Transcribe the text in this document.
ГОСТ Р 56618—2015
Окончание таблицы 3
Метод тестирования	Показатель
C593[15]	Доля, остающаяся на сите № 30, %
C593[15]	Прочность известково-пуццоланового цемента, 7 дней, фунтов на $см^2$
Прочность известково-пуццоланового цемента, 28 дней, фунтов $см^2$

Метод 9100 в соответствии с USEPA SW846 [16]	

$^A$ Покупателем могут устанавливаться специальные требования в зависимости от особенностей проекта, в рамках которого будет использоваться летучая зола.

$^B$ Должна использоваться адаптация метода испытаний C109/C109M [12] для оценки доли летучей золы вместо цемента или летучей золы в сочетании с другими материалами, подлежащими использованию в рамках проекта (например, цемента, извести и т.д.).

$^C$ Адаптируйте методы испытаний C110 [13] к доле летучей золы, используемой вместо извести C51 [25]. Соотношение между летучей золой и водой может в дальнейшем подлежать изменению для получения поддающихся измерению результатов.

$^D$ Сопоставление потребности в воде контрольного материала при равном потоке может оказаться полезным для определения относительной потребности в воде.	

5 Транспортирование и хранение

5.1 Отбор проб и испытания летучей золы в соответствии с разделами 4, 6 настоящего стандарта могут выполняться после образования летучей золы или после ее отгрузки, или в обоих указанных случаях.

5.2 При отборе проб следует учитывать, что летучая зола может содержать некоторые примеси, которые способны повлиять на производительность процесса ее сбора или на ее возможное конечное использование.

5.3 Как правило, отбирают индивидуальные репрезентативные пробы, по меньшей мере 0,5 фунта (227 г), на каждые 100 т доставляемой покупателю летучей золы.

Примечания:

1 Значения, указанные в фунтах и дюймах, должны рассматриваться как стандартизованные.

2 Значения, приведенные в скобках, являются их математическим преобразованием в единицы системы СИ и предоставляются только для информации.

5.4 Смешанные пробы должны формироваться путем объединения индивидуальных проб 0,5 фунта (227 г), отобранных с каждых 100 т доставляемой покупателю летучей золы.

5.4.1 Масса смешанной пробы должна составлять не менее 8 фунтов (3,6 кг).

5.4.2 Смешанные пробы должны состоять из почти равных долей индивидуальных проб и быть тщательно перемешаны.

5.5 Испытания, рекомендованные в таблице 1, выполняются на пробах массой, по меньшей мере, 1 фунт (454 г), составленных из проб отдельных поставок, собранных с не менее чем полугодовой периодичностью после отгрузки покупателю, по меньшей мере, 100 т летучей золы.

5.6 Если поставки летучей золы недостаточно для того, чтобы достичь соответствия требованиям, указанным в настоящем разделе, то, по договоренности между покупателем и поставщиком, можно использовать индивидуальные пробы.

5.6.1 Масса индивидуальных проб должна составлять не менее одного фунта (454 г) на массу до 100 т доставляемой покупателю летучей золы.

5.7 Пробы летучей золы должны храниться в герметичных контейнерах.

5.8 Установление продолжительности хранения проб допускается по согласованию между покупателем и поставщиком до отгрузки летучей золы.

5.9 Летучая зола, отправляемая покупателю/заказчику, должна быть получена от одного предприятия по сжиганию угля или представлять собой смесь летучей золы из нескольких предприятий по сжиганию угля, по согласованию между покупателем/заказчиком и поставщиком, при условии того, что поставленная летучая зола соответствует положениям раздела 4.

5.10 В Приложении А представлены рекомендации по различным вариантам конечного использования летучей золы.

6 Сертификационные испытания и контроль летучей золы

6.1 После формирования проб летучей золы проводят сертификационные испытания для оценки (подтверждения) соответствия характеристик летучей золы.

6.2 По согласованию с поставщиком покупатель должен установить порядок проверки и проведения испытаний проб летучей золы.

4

__INSTRUCTIONS TO FOLLOW__. Set out every line from the material that contains the string "оценки".

__WRITTEN SOLUTION__.
$^B$ Должна использоваться адаптация метода испытаний C109/C109M [12] для оценки доли летучей золы вместо цемента или летучей золы в сочетании с другими материалами, подлежащими использованию в рамках проекта (например, цемента, извести и т.д.).
6.1 После формирования проб летучей золы проводят сертификационные испытания для оценки (подтверждения) соответствия характеристик летучей золы.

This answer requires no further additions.